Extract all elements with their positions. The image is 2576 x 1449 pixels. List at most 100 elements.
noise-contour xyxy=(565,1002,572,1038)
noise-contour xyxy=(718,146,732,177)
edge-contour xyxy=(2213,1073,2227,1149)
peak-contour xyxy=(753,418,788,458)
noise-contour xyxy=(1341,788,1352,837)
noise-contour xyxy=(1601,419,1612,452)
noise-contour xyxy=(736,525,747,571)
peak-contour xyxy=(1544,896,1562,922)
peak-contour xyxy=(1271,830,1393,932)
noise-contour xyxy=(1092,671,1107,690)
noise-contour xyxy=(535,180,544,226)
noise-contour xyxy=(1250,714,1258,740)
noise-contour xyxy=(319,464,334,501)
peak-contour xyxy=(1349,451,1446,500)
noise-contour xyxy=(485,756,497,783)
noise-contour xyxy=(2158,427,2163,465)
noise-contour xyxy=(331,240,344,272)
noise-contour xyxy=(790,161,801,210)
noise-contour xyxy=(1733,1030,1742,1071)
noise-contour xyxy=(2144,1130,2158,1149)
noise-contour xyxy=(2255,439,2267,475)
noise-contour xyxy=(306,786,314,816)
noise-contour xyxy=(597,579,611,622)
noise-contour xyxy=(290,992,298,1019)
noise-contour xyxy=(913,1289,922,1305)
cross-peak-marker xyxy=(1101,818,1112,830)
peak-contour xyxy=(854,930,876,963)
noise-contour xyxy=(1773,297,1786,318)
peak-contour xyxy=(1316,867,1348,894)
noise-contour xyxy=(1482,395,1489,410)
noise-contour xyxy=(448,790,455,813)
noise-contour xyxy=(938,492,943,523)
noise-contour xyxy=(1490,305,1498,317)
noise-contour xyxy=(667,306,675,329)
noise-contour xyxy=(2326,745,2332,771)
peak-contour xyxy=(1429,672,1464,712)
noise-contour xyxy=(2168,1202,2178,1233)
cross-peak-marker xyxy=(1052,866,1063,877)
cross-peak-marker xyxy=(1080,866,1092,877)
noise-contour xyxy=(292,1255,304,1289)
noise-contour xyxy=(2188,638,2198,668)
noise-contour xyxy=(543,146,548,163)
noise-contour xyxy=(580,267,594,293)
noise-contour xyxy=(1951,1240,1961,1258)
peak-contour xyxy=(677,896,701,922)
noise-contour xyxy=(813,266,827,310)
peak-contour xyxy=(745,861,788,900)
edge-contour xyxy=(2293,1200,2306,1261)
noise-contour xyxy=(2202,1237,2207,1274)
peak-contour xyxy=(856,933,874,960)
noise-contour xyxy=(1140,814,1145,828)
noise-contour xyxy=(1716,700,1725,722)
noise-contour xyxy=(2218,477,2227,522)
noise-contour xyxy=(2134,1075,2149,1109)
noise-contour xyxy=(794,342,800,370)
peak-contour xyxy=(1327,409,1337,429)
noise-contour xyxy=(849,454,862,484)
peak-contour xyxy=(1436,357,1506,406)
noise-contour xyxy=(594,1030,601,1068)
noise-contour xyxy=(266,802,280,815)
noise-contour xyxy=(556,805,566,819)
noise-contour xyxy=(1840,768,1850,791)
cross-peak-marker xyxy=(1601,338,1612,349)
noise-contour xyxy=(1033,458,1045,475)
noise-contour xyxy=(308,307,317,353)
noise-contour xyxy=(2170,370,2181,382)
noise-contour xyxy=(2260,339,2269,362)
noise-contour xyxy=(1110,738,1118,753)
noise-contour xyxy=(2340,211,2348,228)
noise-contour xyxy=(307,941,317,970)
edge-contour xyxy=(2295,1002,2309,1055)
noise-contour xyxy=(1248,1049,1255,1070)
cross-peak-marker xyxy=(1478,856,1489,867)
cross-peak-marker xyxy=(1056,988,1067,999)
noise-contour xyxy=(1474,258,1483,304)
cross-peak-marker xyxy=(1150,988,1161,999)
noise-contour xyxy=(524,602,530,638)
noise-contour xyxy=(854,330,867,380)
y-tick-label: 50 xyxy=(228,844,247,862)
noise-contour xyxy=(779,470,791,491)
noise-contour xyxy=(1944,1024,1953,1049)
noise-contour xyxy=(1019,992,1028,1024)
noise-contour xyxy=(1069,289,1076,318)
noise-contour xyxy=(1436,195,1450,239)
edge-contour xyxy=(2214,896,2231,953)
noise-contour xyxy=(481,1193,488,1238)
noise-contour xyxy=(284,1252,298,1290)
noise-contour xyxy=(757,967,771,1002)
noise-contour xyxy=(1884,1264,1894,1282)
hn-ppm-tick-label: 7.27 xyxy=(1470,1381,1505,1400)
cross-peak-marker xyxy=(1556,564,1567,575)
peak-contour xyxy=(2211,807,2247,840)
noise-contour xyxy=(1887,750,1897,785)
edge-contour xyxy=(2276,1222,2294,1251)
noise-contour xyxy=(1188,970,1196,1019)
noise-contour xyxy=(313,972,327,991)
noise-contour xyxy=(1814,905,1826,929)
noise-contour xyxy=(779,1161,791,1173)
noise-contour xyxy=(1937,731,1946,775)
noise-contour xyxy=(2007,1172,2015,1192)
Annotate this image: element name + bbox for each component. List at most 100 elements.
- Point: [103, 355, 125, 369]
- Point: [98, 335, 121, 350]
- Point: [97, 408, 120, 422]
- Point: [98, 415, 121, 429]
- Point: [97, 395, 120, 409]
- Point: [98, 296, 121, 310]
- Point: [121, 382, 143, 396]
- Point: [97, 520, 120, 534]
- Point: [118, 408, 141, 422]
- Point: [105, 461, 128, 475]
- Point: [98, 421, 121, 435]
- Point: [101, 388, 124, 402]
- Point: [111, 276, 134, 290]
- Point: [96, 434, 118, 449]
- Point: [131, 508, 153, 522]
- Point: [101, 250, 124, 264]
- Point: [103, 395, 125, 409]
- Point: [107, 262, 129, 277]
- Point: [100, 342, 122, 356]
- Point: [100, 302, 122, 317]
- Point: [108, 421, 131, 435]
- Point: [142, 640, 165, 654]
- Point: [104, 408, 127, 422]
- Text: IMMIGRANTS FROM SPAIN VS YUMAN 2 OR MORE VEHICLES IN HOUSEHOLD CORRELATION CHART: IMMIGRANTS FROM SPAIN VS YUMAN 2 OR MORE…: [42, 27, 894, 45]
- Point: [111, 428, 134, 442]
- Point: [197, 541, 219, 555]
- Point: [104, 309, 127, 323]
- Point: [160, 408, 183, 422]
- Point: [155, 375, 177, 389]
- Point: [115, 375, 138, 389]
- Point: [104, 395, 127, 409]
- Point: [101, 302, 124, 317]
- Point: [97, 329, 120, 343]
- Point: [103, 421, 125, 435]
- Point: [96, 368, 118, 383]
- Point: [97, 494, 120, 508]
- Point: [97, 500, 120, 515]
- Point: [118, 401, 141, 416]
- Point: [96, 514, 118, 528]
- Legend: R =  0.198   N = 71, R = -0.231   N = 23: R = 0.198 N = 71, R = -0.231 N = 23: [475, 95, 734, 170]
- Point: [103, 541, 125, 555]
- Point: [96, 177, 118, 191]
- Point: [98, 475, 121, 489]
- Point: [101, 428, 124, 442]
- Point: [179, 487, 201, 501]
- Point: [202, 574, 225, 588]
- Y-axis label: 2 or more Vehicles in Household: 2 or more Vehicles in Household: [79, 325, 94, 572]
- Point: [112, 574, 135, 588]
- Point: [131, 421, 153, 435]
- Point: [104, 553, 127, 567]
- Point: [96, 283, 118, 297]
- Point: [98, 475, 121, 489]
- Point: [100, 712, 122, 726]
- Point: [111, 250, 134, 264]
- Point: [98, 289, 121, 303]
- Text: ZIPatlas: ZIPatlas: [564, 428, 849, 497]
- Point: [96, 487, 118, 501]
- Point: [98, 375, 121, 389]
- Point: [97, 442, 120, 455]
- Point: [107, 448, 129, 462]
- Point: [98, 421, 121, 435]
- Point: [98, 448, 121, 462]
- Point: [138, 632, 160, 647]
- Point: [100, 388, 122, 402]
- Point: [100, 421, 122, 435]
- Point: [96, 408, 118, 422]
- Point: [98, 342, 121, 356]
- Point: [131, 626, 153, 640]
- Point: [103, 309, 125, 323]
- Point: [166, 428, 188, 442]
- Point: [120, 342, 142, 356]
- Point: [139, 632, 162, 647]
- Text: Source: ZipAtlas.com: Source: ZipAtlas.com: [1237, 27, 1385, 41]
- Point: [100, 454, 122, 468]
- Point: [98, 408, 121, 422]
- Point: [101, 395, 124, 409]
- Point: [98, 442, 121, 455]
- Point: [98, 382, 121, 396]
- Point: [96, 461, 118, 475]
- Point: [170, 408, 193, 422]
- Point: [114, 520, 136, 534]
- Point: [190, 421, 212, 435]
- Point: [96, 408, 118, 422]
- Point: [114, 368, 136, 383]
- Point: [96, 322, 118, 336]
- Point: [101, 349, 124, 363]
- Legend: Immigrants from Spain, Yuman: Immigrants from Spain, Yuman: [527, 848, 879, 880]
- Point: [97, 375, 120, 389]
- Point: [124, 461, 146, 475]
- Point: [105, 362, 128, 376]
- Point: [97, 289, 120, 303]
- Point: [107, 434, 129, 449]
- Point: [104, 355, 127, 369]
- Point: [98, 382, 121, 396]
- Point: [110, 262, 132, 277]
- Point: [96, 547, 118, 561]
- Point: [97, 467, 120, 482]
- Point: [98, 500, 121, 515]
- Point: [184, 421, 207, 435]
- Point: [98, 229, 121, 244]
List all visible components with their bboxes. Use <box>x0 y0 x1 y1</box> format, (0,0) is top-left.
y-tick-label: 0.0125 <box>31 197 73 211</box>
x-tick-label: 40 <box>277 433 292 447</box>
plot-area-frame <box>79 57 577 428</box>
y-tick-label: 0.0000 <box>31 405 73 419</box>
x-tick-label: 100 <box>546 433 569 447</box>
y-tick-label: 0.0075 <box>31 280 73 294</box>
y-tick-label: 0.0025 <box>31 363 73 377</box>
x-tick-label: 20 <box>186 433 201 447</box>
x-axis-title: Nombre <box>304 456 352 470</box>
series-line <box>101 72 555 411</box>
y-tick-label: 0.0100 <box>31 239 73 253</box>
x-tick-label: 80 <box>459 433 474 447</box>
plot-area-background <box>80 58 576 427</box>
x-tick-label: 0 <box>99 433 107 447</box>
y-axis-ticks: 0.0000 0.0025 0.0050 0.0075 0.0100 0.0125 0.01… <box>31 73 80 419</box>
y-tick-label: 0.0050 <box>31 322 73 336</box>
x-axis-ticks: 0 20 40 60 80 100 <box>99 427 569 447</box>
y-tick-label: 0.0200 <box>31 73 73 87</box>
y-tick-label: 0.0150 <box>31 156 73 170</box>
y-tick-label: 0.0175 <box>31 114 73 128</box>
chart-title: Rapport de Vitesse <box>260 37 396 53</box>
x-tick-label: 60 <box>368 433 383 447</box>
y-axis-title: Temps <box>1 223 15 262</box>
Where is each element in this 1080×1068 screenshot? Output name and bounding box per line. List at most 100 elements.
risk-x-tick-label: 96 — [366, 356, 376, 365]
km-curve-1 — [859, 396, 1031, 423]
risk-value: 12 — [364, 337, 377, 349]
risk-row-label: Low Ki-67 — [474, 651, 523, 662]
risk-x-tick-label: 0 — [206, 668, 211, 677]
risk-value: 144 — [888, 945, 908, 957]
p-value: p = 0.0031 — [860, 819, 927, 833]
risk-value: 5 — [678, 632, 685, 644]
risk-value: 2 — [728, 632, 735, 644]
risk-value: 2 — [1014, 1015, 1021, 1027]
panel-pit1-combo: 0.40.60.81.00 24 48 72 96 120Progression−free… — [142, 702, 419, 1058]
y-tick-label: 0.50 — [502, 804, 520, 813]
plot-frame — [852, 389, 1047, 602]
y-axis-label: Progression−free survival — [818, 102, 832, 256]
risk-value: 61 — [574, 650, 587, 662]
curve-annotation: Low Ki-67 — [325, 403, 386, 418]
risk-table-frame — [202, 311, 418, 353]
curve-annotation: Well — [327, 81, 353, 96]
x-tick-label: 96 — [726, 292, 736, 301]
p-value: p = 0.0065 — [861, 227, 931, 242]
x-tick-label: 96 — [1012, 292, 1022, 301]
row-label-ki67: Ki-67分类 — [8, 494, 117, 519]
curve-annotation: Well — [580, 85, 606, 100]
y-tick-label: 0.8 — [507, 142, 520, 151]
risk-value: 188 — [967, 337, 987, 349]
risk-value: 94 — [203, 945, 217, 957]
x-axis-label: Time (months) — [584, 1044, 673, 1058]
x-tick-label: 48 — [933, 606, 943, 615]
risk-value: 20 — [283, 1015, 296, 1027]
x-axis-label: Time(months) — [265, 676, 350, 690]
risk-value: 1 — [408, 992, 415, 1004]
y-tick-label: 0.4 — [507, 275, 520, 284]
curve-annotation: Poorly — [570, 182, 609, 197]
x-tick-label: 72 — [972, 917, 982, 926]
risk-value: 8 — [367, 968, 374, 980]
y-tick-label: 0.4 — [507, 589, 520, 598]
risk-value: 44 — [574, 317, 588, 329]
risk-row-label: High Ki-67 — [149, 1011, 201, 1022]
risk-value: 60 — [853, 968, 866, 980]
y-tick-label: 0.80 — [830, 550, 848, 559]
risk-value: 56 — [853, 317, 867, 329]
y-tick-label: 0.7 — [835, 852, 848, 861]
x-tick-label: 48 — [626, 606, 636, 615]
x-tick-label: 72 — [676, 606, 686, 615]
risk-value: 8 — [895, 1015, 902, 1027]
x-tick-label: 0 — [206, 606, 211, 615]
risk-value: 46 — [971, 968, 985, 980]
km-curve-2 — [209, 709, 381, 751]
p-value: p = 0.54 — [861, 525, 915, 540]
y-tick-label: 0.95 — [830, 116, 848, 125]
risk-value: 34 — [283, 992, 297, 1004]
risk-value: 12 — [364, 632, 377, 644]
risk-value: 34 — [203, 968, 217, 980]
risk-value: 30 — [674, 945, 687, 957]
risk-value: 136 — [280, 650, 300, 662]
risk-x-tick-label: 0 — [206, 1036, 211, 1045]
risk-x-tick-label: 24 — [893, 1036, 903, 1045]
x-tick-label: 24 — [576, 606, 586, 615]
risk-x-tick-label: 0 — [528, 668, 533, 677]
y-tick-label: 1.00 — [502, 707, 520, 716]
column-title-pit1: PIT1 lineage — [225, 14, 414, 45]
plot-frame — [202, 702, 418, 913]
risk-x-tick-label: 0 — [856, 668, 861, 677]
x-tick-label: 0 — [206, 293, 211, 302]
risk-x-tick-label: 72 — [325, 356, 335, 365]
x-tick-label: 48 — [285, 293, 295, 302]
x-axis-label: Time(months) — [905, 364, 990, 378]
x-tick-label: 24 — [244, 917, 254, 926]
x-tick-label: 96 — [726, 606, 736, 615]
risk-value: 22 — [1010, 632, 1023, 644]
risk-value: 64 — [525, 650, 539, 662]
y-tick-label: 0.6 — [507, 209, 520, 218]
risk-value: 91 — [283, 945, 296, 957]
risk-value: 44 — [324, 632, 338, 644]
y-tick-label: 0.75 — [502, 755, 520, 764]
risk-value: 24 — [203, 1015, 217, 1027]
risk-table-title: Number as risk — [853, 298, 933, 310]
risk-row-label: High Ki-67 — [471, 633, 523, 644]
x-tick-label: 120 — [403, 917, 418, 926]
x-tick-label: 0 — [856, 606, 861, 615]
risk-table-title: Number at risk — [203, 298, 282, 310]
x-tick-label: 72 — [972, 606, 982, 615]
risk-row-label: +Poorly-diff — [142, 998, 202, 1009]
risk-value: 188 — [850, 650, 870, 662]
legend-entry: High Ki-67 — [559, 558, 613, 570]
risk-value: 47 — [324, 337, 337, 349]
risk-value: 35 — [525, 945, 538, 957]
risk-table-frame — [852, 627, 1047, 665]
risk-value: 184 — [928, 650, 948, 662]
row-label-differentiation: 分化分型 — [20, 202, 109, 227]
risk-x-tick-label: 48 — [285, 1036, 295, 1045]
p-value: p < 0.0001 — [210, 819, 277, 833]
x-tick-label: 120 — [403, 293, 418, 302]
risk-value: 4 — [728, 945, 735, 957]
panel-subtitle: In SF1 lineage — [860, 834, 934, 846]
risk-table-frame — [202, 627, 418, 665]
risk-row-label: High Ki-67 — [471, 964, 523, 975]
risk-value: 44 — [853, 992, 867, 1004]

++++++++++

→ **YOUR TASK**
Starting at the first line and stopping after the line that has "noise-contour xyxy=(913,1289,922,1305)", edit those lines so that "noise-contour" becomes "speck-contour", leaving everything else unchanged.

→ **ANSWER BELOW**
Extract all elements with their positions. The image is 2576 x 1449 pixels. List at most 100 elements.
speck-contour xyxy=(565,1002,572,1038)
speck-contour xyxy=(718,146,732,177)
edge-contour xyxy=(2213,1073,2227,1149)
peak-contour xyxy=(753,418,788,458)
speck-contour xyxy=(1341,788,1352,837)
speck-contour xyxy=(1601,419,1612,452)
speck-contour xyxy=(736,525,747,571)
peak-contour xyxy=(1544,896,1562,922)
peak-contour xyxy=(1271,830,1393,932)
speck-contour xyxy=(1092,671,1107,690)
speck-contour xyxy=(535,180,544,226)
speck-contour xyxy=(1250,714,1258,740)
speck-contour xyxy=(319,464,334,501)
peak-contour xyxy=(1349,451,1446,500)
speck-contour xyxy=(485,756,497,783)
speck-contour xyxy=(2158,427,2163,465)
speck-contour xyxy=(331,240,344,272)
speck-contour xyxy=(790,161,801,210)
speck-contour xyxy=(1733,1030,1742,1071)
speck-contour xyxy=(2144,1130,2158,1149)
speck-contour xyxy=(2255,439,2267,475)
speck-contour xyxy=(306,786,314,816)
speck-contour xyxy=(597,579,611,622)
speck-contour xyxy=(290,992,298,1019)
speck-contour xyxy=(913,1289,922,1305)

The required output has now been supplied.